═══ Data shown
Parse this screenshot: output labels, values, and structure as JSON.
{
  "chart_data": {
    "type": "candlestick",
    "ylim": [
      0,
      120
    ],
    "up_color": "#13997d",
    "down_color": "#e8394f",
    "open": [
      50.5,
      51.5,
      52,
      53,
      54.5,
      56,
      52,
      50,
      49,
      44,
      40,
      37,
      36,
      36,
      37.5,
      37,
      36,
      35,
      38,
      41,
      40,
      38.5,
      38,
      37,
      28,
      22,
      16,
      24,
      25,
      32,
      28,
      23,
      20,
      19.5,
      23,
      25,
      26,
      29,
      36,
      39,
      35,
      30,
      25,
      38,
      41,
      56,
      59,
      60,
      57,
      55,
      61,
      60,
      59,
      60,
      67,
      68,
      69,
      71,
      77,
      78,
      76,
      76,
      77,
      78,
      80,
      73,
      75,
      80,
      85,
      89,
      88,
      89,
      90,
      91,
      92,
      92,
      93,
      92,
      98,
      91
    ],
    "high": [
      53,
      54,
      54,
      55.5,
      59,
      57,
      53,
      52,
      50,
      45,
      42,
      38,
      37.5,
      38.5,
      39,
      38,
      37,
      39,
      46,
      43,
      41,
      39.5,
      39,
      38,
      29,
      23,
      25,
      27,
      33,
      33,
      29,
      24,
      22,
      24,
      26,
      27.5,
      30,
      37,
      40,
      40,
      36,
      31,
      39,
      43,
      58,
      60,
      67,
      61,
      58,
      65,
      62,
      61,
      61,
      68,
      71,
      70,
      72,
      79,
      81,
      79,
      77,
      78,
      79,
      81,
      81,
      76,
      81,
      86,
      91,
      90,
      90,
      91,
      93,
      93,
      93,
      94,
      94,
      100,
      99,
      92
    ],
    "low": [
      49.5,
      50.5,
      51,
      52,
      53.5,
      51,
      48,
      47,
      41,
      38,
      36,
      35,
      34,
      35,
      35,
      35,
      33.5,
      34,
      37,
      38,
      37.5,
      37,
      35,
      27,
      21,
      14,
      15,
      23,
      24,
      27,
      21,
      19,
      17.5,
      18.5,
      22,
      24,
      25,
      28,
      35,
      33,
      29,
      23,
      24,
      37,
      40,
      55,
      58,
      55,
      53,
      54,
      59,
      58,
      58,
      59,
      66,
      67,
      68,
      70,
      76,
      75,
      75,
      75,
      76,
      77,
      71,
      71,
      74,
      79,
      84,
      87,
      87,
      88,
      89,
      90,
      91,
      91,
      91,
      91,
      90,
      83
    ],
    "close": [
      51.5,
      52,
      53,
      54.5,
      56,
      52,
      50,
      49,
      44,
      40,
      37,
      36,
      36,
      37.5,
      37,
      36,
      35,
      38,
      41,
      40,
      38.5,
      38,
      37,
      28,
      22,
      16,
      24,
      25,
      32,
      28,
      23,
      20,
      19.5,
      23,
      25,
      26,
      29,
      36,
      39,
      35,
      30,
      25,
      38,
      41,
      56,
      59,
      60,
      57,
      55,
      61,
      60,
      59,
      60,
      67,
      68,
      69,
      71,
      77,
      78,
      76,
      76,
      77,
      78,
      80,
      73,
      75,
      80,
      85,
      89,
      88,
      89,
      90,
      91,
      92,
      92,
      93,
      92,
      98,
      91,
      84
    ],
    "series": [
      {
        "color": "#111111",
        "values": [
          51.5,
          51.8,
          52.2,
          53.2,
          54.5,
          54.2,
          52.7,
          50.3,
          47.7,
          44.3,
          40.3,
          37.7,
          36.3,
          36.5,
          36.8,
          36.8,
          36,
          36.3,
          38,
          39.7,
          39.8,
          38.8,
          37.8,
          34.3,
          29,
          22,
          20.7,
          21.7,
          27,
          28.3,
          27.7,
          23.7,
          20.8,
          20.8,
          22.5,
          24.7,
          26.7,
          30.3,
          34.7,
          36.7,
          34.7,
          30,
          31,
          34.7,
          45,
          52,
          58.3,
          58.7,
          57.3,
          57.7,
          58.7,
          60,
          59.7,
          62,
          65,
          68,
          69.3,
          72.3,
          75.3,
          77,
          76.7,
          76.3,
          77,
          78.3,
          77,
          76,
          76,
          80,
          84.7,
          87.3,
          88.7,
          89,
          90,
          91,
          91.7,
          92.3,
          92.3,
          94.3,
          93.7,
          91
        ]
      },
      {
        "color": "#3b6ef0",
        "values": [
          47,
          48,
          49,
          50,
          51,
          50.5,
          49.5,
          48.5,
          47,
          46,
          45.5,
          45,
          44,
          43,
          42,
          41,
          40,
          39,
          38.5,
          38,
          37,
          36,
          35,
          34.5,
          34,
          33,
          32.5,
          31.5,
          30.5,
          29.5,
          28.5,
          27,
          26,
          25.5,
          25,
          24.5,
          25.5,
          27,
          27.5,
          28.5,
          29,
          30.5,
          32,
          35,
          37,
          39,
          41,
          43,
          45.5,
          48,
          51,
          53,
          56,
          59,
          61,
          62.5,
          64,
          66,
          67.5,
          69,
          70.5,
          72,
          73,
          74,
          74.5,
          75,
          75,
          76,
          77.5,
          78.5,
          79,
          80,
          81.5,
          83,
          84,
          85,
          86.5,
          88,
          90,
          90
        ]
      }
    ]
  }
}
══════
• _Task_
Each line above must be printed exactly as it appears.

• _Answer for the task_
Parse this screenshot: output labels, values, and structure as JSON.
{
  "chart_data": {
    "type": "candlestick",
    "ylim": [
      0,
      120
    ],
    "up_color": "#13997d",
    "down_color": "#e8394f",
    "open": [
      50.5,
      51.5,
      52,
      53,
      54.5,
      56,
      52,
      50,
      49,
      44,
      40,
      37,
      36,
      36,
      37.5,
      37,
      36,
      35,
      38,
      41,
      40,
      38.5,
      38,
      37,
      28,
      22,
      16,
      24,
      25,
      32,
      28,
      23,
      20,
      19.5,
      23,
      25,
      26,
      29,
      36,
      39,
      35,
      30,
      25,
      38,
      41,
      56,
      59,
      60,
      57,
      55,
      61,
      60,
      59,
      60,
      67,
      68,
      69,
      71,
      77,
      78,
      76,
      76,
      77,
      78,
      80,
      73,
      75,
      80,
      85,
      89,
      88,
      89,
      90,
      91,
      92,
      92,
      93,
      92,
      98,
      91
    ],
    "high": [
      53,
      54,
      54,
      55.5,
      59,
      57,
      53,
      52,
      50,
      45,
      42,
      38,
      37.5,
      38.5,
      39,
      38,
      37,
      39,
      46,
      43,
      41,
      39.5,
      39,
      38,
      29,
      23,
      25,
      27,
      33,
      33,
      29,
      24,
      22,
      24,
      26,
      27.5,
      30,
      37,
      40,
      40,
      36,
      31,
      39,
      43,
      58,
      60,
      67,
      61,
      58,
      65,
      62,
      61,
      61,
      68,
      71,
      70,
      72,
      79,
      81,
      79,
      77,
      78,
      79,
      81,
      81,
      76,
      81,
      86,
      91,
      90,
      90,
      91,
      93,
      93,
      93,
      94,
      94,
      100,
      99,
      92
    ],
    "low": [
      49.5,
      50.5,
      51,
      52,
      53.5,
      51,
      48,
      47,
      41,
      38,
      36,
      35,
      34,
      35,
      35,
      35,
      33.5,
      34,
      37,
      38,
      37.5,
      37,
      35,
      27,
      21,
      14,
      15,
      23,
      24,
      27,
      21,
      19,
      17.5,
      18.5,
      22,
      24,
      25,
      28,
      35,
      33,
      29,
      23,
      24,
      37,
      40,
      55,
      58,
      55,
      53,
      54,
      59,
      58,
      58,
      59,
      66,
      67,
      68,
      70,
      76,
      75,
      75,
      75,
      76,
      77,
      71,
      71,
      74,
      79,
      84,
      87,
      87,
      88,
      89,
      90,
      91,
      91,
      91,
      91,
      90,
      83
    ],
    "close": [
      51.5,
      52,
      53,
      54.5,
      56,
      52,
      50,
      49,
      44,
      40,
      37,
      36,
      36,
      37.5,
      37,
      36,
      35,
      38,
      41,
      40,
      38.5,
      38,
      37,
      28,
      22,
      16,
      24,
      25,
      32,
      28,
      23,
      20,
      19.5,
      23,
      25,
      26,
      29,
      36,
      39,
      35,
      30,
      25,
      38,
      41,
      56,
      59,
      60,
      57,
      55,
      61,
      60,
      59,
      60,
      67,
      68,
      69,
      71,
      77,
      78,
      76,
      76,
      77,
      78,
      80,
      73,
      75,
      80,
      85,
      89,
      88,
      89,
      90,
      91,
      92,
      92,
      93,
      92,
      98,
      91,
      84
    ],
    "series": [
      {
        "color": "#111111",
        "values": [
          51.5,
          51.8,
          52.2,
          53.2,
          54.5,
          54.2,
          52.7,
          50.3,
          47.7,
          44.3,
          40.3,
          37.7,
          36.3,
          36.5,
          36.8,
          36.8,
          36,
          36.3,
          38,
          39.7,
          39.8,
          38.8,
          37.8,
          34.3,
          29,
          22,
          20.7,
          21.7,
          27,
          28.3,
          27.7,
          23.7,
          20.8,
          20.8,
          22.5,
          24.7,
          26.7,
          30.3,
          34.7,
          36.7,
          34.7,
          30,
          31,
          34.7,
          45,
          52,
          58.3,
          58.7,
          57.3,
          57.7,
          58.7,
          60,
          59.7,
          62,
          65,
          68,
          69.3,
          72.3,
          75.3,
          77,
          76.7,
          76.3,
          77,
          78.3,
          77,
          76,
          76,
          80,
          84.7,
          87.3,
          88.7,
          89,
          90,
          91,
          91.7,
          92.3,
          92.3,
          94.3,
          93.7,
          91
        ]
      },
      {
        "color": "#3b6ef0",
        "values": [
          47,
          48,
          49,
          50,
          51,
          50.5,
          49.5,
          48.5,
          47,
          46,
          45.5,
          45,
          44,
          43,
          42,
          41,
          40,
          39,
          38.5,
          38,
          37,
          36,
          35,
          34.5,
          34,
          33,
          32.5,
          31.5,
          30.5,
          29.5,
          28.5,
          27,
          26,
          25.5,
          25,
          24.5,
          25.5,
          27,
          27.5,
          28.5,
          29,
          30.5,
          32,
          35,
          37,
          39,
          41,
          43,
          45.5,
          48,
          51,
          53,
          56,
          59,
          61,
          62.5,
          64,
          66,
          67.5,
          69,
          70.5,
          72,
          73,
          74,
          74.5,
          75,
          75,
          76,
          77.5,
          78.5,
          79,
          80,
          81.5,
          83,
          84,
          85,
          86.5,
          88,
          90,
          90
        ]
      }
    ]
  }
}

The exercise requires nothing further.